§ TASK DIRECTIONS: Check each line for the string "bagless" and give only the count of lines that have it.

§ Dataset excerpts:
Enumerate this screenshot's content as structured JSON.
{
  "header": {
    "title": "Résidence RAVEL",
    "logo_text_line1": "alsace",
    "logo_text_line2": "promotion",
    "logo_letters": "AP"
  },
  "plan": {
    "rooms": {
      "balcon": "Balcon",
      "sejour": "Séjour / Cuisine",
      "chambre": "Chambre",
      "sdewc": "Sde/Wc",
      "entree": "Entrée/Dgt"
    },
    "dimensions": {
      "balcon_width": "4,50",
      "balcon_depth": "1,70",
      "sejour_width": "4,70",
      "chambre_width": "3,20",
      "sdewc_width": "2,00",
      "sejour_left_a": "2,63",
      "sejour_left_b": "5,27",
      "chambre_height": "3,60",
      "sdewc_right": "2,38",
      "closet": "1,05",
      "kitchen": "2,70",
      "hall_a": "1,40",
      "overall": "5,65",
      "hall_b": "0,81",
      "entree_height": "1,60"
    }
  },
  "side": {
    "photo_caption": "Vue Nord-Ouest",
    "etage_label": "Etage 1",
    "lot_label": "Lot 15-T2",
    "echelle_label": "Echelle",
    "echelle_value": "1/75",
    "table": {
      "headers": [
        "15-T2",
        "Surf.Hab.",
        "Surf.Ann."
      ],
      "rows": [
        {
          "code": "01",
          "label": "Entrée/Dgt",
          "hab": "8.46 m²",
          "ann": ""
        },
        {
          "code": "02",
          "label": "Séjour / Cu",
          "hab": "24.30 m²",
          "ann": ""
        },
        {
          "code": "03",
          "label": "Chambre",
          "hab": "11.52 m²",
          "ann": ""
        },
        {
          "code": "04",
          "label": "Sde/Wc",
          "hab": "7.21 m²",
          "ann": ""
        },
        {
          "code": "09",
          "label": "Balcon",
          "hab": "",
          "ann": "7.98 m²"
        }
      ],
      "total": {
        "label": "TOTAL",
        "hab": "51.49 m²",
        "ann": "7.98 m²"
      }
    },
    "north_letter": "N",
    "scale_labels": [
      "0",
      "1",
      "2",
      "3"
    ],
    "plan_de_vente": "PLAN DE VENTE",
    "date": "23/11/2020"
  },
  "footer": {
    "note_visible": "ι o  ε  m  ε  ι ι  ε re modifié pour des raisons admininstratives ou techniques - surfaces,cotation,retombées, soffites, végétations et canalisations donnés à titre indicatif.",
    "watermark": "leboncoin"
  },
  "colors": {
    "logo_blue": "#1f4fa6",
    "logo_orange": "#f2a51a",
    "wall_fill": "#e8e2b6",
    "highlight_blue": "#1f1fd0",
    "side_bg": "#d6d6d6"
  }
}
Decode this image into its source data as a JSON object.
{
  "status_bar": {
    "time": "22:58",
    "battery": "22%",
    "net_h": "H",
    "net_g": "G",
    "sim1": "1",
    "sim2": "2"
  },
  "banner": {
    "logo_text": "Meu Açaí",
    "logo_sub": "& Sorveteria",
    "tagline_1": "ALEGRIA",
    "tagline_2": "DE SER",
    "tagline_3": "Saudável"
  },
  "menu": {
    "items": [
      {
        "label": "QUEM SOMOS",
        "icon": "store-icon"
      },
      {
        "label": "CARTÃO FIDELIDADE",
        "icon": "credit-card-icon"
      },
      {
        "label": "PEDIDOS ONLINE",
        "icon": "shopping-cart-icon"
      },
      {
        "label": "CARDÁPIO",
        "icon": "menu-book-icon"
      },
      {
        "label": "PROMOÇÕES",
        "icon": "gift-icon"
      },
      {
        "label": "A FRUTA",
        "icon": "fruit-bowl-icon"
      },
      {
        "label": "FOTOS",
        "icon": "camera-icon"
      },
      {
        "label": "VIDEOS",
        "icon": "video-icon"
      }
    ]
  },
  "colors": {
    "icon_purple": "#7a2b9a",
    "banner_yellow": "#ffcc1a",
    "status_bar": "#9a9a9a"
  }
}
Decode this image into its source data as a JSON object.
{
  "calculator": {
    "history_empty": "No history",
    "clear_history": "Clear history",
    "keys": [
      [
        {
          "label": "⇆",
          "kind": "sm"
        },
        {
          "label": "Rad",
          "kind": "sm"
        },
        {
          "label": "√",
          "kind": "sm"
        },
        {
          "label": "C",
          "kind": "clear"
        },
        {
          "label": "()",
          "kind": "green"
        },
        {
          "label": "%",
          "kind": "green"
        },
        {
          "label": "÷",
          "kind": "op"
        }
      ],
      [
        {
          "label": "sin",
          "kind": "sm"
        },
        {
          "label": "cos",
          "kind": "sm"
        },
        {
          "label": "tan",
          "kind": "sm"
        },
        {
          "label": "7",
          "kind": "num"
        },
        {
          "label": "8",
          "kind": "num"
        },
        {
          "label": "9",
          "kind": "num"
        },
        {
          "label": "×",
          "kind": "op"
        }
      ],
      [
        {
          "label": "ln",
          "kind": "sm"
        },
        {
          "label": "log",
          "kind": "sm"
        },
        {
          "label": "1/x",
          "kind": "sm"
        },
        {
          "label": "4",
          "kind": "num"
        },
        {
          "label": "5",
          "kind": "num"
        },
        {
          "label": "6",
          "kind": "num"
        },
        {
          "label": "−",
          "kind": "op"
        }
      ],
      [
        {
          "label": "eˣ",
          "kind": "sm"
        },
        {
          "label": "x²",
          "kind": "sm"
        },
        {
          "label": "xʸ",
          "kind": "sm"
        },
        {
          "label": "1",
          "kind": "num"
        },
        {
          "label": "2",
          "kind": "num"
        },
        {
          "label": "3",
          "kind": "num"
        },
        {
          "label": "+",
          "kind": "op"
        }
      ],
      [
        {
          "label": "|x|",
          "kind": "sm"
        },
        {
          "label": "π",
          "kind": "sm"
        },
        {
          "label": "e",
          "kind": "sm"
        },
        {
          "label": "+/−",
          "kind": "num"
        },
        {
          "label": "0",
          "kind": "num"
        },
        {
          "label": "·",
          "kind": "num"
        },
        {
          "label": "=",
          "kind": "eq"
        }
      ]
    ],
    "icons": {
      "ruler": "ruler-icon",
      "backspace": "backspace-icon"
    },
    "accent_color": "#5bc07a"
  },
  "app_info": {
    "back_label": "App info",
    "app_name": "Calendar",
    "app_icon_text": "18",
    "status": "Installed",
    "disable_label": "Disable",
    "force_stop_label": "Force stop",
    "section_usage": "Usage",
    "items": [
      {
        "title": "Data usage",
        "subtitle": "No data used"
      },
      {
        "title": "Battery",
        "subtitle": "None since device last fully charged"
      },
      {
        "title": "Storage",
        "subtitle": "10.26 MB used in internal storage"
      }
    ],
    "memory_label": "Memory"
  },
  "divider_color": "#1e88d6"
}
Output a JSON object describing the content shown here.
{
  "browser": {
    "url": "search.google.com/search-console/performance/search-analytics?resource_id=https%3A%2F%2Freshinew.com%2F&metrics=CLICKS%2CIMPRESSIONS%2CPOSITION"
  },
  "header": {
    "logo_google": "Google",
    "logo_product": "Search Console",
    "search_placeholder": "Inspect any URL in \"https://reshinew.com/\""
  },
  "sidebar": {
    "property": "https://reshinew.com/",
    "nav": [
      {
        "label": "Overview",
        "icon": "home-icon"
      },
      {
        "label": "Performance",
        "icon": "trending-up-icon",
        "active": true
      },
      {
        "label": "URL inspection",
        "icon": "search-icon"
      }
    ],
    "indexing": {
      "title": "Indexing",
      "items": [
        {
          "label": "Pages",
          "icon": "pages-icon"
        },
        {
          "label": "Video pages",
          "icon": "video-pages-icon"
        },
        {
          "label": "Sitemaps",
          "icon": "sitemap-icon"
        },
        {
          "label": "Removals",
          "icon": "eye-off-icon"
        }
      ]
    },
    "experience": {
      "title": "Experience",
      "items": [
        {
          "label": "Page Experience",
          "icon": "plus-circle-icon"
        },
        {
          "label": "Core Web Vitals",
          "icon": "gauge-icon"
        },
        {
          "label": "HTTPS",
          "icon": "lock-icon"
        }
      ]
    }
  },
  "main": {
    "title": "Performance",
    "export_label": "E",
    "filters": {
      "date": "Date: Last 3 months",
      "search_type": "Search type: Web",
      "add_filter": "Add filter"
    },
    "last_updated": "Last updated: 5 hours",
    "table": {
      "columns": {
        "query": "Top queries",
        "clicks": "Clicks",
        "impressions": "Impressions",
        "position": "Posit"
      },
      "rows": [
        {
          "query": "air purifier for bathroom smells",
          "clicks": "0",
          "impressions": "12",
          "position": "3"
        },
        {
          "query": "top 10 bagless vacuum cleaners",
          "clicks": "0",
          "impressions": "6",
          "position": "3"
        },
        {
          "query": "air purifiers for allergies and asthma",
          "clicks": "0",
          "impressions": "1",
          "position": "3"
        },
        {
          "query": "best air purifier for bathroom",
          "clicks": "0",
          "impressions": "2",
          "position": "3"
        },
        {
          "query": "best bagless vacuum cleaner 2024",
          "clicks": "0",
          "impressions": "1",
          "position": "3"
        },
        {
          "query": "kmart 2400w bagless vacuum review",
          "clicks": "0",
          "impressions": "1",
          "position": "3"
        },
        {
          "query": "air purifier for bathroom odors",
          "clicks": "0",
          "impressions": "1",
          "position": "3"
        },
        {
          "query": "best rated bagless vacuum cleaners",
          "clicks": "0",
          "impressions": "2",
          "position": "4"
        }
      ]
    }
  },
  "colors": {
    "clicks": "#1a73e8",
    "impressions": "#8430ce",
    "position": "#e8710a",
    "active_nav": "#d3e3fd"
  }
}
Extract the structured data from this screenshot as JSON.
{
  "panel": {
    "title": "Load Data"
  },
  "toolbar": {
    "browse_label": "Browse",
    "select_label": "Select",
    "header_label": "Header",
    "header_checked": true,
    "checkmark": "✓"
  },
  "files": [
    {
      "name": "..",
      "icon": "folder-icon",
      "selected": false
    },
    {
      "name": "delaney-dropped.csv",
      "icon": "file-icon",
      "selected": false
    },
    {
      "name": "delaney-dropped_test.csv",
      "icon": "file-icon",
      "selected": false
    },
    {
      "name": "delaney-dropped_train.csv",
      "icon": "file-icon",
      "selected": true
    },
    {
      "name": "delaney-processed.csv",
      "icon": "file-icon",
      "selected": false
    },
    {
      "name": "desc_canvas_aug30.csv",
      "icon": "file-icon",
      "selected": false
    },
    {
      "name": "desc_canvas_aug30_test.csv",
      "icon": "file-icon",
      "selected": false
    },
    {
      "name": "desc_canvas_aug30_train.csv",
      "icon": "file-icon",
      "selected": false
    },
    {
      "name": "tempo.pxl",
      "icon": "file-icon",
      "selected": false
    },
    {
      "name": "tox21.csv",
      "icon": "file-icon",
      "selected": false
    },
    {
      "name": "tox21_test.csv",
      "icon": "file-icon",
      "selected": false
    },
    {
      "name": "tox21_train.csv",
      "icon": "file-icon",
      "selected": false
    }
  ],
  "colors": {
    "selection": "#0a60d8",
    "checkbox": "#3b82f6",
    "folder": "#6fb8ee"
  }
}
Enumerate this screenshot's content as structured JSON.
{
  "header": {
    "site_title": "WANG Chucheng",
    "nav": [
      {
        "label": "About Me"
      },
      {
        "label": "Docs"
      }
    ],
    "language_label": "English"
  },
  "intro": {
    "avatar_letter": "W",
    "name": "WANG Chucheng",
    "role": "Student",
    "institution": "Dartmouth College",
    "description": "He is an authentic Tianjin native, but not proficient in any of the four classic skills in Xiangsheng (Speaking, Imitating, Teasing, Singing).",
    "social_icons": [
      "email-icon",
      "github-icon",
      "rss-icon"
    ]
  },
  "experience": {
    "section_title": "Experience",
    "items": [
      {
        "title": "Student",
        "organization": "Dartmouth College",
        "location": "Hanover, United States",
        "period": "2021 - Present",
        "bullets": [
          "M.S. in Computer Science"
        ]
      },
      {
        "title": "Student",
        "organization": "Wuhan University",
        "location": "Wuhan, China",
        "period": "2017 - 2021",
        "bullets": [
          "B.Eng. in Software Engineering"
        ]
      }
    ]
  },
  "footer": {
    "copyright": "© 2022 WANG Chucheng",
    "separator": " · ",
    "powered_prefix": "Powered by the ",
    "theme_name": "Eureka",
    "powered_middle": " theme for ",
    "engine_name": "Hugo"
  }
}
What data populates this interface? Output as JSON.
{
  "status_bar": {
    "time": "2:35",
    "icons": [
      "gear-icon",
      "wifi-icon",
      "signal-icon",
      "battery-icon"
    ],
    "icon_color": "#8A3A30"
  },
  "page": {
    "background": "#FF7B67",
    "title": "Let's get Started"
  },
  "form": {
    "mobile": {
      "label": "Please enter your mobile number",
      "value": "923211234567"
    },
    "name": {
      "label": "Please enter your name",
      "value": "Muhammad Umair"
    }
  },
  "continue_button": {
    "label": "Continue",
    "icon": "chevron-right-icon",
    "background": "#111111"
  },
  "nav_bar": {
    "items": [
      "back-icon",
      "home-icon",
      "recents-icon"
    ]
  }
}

§ TASK RESPONSE: 4